TASK INSTRUCTIONS: Reproduce the records below in their entirety, character for character.

Data entries:
━━━━━━━━━━━━━━━━━━━━
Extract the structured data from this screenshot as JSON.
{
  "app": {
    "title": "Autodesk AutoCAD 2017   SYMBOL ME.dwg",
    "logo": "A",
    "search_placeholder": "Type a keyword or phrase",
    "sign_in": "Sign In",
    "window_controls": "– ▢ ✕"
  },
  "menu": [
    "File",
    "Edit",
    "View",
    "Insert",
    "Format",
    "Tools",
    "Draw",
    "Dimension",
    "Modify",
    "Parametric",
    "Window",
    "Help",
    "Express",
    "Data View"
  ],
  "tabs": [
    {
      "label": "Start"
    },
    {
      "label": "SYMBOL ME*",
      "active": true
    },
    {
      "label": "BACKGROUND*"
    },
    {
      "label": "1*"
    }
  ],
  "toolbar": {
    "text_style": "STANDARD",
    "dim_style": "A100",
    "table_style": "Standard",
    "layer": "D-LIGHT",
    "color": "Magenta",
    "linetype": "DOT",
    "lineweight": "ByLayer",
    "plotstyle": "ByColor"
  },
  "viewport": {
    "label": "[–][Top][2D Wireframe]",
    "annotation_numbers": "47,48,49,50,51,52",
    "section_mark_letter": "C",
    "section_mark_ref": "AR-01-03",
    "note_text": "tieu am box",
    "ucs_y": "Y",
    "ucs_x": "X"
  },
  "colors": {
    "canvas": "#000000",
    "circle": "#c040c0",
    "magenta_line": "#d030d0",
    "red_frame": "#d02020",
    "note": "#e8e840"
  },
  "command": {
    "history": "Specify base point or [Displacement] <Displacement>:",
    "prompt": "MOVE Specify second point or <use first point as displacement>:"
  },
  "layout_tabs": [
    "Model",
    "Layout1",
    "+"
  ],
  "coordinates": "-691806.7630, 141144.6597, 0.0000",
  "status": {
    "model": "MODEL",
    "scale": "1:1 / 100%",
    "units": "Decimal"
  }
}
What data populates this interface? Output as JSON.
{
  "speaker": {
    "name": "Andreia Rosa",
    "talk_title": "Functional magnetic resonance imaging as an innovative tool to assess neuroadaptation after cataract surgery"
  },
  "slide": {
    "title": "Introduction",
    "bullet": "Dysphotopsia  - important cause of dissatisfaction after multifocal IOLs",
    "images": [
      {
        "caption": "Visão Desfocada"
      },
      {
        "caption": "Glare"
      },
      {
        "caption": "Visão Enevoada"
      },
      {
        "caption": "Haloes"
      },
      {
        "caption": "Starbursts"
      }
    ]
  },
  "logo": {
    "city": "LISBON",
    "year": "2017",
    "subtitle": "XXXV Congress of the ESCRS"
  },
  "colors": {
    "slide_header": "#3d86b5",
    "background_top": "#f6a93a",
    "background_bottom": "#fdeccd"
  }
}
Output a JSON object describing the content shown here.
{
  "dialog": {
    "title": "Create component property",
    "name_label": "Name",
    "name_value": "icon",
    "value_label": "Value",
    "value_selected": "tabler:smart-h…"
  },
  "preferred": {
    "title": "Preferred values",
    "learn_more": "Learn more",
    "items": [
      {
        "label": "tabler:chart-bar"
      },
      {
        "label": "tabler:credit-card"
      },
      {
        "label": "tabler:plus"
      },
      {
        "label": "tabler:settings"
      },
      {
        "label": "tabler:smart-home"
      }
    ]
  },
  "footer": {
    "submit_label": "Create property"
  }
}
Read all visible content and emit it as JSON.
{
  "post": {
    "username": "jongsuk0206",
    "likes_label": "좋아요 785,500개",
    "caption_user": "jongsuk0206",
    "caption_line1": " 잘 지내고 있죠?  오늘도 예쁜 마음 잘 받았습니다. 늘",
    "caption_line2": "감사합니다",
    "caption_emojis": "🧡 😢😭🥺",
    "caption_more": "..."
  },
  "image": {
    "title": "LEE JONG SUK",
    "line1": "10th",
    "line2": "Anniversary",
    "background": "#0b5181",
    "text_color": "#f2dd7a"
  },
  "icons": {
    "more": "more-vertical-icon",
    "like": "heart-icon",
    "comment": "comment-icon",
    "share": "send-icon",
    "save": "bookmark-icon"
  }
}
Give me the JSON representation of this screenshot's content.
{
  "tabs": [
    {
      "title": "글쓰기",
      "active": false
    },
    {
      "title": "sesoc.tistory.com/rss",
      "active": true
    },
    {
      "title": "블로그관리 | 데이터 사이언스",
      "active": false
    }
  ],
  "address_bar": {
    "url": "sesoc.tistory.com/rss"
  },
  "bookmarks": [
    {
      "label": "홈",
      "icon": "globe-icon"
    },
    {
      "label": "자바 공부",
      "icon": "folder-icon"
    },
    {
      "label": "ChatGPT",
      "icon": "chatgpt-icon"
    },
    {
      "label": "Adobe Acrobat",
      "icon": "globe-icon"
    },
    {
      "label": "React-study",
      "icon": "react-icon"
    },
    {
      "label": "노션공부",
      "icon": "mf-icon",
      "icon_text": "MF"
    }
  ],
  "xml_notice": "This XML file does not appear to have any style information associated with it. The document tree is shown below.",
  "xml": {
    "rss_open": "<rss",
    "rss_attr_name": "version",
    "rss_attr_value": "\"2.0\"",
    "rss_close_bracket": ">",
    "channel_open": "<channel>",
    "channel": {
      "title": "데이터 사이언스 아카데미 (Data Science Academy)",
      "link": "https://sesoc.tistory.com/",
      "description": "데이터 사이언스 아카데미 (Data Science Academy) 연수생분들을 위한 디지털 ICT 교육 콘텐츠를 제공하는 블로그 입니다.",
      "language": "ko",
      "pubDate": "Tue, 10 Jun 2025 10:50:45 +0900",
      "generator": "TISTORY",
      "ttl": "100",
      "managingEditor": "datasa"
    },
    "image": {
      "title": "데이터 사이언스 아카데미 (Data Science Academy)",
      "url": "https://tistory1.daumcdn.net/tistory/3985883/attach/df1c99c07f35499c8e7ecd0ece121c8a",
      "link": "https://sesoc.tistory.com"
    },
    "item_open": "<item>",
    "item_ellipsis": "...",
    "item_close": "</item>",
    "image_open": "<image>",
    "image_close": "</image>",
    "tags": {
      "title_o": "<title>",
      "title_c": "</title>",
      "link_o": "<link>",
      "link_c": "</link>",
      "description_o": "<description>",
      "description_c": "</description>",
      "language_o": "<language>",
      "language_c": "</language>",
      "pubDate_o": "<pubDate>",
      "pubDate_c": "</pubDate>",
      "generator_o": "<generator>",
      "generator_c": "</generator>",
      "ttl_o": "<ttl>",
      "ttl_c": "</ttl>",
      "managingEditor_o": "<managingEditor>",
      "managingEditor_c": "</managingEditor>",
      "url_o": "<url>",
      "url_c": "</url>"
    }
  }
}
━━━━━━━━━━━━━━━━━━━━
RESPONSE FOR THIS EXERCISE:
Extract the structured data from this screenshot as JSON.
{
  "app": {
    "title": "Autodesk AutoCAD 2017   SYMBOL ME.dwg",
    "logo": "A",
    "search_placeholder": "Type a keyword or phrase",
    "sign_in": "Sign In",
    "window_controls": "– ▢ ✕"
  },
  "menu": [
    "File",
    "Edit",
    "View",
    "Insert",
    "Format",
    "Tools",
    "Draw",
    "Dimension",
    "Modify",
    "Parametric",
    "Window",
    "Help",
    "Express",
    "Data View"
  ],
  "tabs": [
    {
      "label": "Start"
    },
    {
      "label": "SYMBOL ME*",
      "active": true
    },
    {
      "label": "BACKGROUND*"
    },
    {
      "label": "1*"
    }
  ],
  "toolbar": {
    "text_style": "STANDARD",
    "dim_style": "A100",
    "table_style": "Standard",
    "layer": "D-LIGHT",
    "color": "Magenta",
    "linetype": "DOT",
    "lineweight": "ByLayer",
    "plotstyle": "ByColor"
  },
  "viewport": {
    "label": "[–][Top][2D Wireframe]",
    "annotation_numbers": "47,48,49,50,51,52",
    "section_mark_letter": "C",
    "section_mark_ref": "AR-01-03",
    "note_text": "tieu am box",
    "ucs_y": "Y",
    "ucs_x": "X"
  },
  "colors": {
    "canvas": "#000000",
    "circle": "#c040c0",
    "magenta_line": "#d030d0",
    "red_frame": "#d02020",
    "note": "#e8e840"
  },
  "command": {
    "history": "Specify base point or [Displacement] <Displacement>:",
    "prompt": "MOVE Specify second point or <use first point as displacement>:"
  },
  "layout_tabs": [
    "Model",
    "Layout1",
    "+"
  ],
  "coordinates": "-691806.7630, 141144.6597, 0.0000",
  "status": {
    "model": "MODEL",
    "scale": "1:1 / 100%",
    "units": "Decimal"
  }
}
What data populates this interface? Output as JSON.
{
  "speaker": {
    "name": "Andreia Rosa",
    "talk_title": "Functional magnetic resonance imaging as an innovative tool to assess neuroadaptation after cataract surgery"
  },
  "slide": {
    "title": "Introduction",
    "bullet": "Dysphotopsia  - important cause of dissatisfaction after multifocal IOLs",
    "images": [
      {
        "caption": "Visão Desfocada"
      },
      {
        "caption": "Glare"
      },
      {
        "caption": "Visão Enevoada"
      },
      {
        "caption": "Haloes"
      },
      {
        "caption": "Starbursts"
      }
    ]
  },
  "logo": {
    "city": "LISBON",
    "year": "2017",
    "subtitle": "XXXV Congress of the ESCRS"
  },
  "colors": {
    "slide_header": "#3d86b5",
    "background_top": "#f6a93a",
    "background_bottom": "#fdeccd"
  }
}
Output a JSON object describing the content shown here.
{
  "dialog": {
    "title": "Create component property",
    "name_label": "Name",
    "name_value": "icon",
    "value_label": "Value",
    "value_selected": "tabler:smart-h…"
  },
  "preferred": {
    "title": "Preferred values",
    "learn_more": "Learn more",
    "items": [
      {
        "label": "tabler:chart-bar"
      },
      {
        "label": "tabler:credit-card"
      },
      {
        "label": "tabler:plus"
      },
      {
        "label": "tabler:settings"
      },
      {
        "label": "tabler:smart-home"
      }
    ]
  },
  "footer": {
    "submit_label": "Create property"
  }
}
Read all visible content and emit it as JSON.
{
  "post": {
    "username": "jongsuk0206",
    "likes_label": "좋아요 785,500개",
    "caption_user": "jongsuk0206",
    "caption_line1": " 잘 지내고 있죠?  오늘도 예쁜 마음 잘 받았습니다. 늘",
    "caption_line2": "감사합니다",
    "caption_emojis": "🧡 😢😭🥺",
    "caption_more": "..."
  },
  "image": {
    "title": "LEE JONG SUK",
    "line1": "10th",
    "line2": "Anniversary",
    "background": "#0b5181",
    "text_color": "#f2dd7a"
  },
  "icons": {
    "more": "more-vertical-icon",
    "like": "heart-icon",
    "comment": "comment-icon",
    "share": "send-icon",
    "save": "bookmark-icon"
  }
}
Give me the JSON representation of this screenshot's content.
{
  "tabs": [
    {
      "title": "글쓰기",
      "active": false
    },
    {
      "title": "sesoc.tistory.com/rss",
      "active": true
    },
    {
      "title": "블로그관리 | 데이터 사이언스",
      "active": false
    }
  ],
  "address_bar": {
    "url": "sesoc.tistory.com/rss"
  },
  "bookmarks": [
    {
      "label": "홈",
      "icon": "globe-icon"
    },
    {
      "label": "자바 공부",
      "icon": "folder-icon"
    },
    {
      "label": "ChatGPT",
      "icon": "chatgpt-icon"
    },
    {
      "label": "Adobe Acrobat",
      "icon": "globe-icon"
    },
    {
      "label": "React-study",
      "icon": "react-icon"
    },
    {
      "label": "노션공부",
      "icon": "mf-icon",
      "icon_text": "MF"
    }
  ],
  "xml_notice": "This XML file does not appear to have any style information associated with it. The document tree is shown below.",
  "xml": {
    "rss_open": "<rss",
    "rss_attr_name": "version",
    "rss_attr_value": "\"2.0\"",
    "rss_close_bracket": ">",
    "channel_open": "<channel>",
    "channel": {
      "title": "데이터 사이언스 아카데미 (Data Science Academy)",
      "link": "https://sesoc.tistory.com/",
      "description": "데이터 사이언스 아카데미 (Data Science Academy) 연수생분들을 위한 디지털 ICT 교육 콘텐츠를 제공하는 블로그 입니다.",
      "language": "ko",
      "pubDate": "Tue, 10 Jun 2025 10:50:45 +0900",
      "generator": "TISTORY",
      "ttl": "100",
      "managingEditor": "datasa"
    },
    "image": {
      "title": "데이터 사이언스 아카데미 (Data Science Academy)",
      "url": "https://tistory1.daumcdn.net/tistory/3985883/attach/df1c99c07f35499c8e7ecd0ece121c8a",
      "link": "https://sesoc.tistory.com"
    },
    "item_open": "<item>",
    "item_ellipsis": "...",
    "item_close": "</item>",
    "image_open": "<image>",
    "image_close": "</image>",
    "tags": {
      "title_o": "<title>",
      "title_c": "</title>",
      "link_o": "<link>",
      "link_c": "</link>",
      "description_o": "<description>",
      "description_c": "</description>",
      "language_o": "<language>",
      "language_c": "</language>",
      "pubDate_o": "<pubDate>",
      "pubDate_c": "</pubDate>",
      "generator_o": "<generator>",
      "generator_c": "</generator>",
      "ttl_o": "<ttl>",
      "ttl_c": "</ttl>",
      "managingEditor_o": "<managingEditor>",
      "managingEditor_c": "</managingEditor>",
      "url_o": "<url>",
      "url_c": "</url>"
    }
  }
}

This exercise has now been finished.